Each line holding the word "bieżących" counts once; give the total and nothing more.

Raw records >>
____________________

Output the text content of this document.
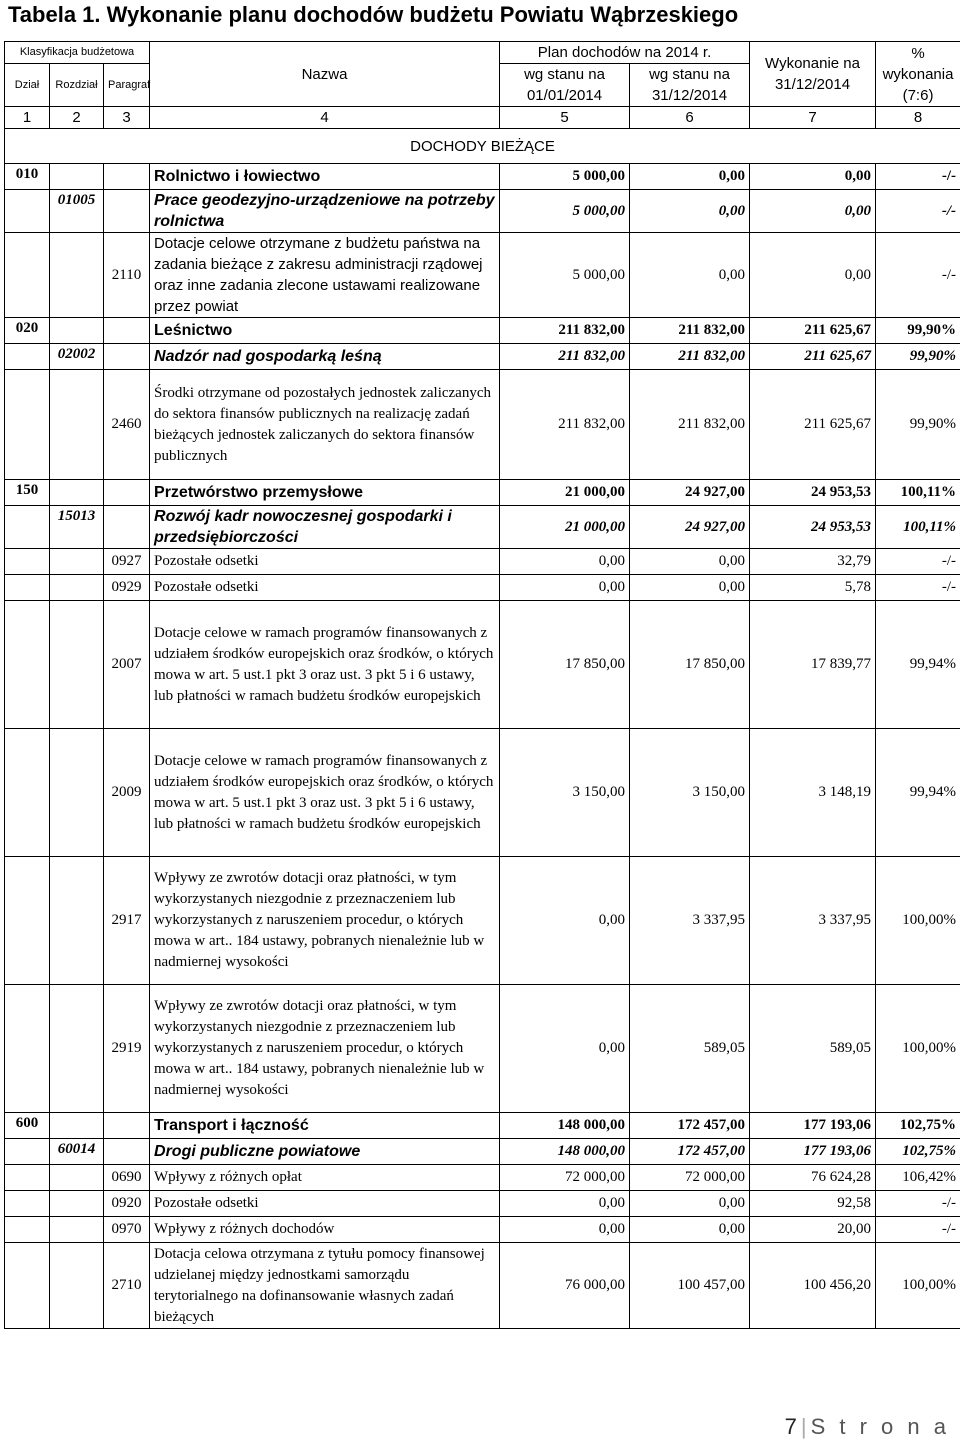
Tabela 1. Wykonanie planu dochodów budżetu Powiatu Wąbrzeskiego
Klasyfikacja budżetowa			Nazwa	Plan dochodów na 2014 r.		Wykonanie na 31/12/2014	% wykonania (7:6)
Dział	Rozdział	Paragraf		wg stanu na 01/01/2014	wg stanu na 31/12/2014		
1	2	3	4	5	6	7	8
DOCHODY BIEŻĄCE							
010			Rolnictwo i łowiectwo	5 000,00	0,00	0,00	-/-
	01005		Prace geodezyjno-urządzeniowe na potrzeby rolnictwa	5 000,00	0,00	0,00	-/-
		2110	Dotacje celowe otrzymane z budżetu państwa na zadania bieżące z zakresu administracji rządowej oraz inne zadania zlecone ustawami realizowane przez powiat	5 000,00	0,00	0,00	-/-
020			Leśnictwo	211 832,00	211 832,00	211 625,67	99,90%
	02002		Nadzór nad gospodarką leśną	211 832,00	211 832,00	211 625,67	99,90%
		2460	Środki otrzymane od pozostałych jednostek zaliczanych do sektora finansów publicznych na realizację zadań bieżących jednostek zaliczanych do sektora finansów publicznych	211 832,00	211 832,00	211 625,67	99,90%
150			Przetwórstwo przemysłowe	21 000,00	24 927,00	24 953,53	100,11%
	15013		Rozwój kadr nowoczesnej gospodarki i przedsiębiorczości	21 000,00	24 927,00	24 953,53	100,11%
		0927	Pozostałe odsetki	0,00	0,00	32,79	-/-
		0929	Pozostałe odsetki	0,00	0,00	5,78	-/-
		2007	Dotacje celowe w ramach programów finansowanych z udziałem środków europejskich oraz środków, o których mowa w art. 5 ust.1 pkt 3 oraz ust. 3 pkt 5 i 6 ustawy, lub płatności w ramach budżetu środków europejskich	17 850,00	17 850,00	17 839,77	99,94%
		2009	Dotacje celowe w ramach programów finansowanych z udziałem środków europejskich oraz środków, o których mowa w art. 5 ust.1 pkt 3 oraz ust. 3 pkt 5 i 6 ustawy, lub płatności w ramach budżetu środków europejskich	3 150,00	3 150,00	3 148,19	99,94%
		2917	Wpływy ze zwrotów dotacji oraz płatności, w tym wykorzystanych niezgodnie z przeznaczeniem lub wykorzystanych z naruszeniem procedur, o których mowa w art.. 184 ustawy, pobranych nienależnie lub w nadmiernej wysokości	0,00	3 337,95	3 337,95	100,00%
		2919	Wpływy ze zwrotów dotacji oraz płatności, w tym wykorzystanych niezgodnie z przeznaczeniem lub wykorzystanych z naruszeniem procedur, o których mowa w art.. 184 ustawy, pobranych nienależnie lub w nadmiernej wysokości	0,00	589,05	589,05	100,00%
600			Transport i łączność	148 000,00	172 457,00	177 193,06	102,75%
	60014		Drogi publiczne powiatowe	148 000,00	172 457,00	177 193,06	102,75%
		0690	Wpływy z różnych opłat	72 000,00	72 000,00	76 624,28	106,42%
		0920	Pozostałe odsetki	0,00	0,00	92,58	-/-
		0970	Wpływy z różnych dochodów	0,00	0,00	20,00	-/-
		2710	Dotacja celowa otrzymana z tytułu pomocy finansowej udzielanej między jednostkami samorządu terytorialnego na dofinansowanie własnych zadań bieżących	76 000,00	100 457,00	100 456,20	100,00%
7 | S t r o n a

____________________

Response to the task >>
2